The request
Across the material below, how many lines contain the word "Esterhuyse"? Give only the number.

====== Extracted material

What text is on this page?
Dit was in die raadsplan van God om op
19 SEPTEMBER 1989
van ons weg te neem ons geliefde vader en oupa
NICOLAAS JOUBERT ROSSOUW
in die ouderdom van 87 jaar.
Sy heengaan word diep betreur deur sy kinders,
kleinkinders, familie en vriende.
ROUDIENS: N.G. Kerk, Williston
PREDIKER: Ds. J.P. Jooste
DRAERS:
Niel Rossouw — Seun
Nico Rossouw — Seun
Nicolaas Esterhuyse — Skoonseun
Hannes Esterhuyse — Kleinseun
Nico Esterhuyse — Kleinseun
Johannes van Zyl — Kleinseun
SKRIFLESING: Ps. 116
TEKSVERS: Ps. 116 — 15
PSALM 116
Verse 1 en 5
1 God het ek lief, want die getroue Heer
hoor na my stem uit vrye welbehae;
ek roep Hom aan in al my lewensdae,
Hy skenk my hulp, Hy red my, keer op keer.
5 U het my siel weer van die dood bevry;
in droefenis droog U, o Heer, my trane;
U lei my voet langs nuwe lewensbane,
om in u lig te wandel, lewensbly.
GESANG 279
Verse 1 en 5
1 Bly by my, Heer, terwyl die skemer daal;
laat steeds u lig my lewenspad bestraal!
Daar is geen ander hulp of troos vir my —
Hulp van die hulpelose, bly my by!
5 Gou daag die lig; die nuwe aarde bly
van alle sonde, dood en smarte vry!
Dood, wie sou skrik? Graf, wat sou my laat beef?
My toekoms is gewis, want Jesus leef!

============

Full solution
3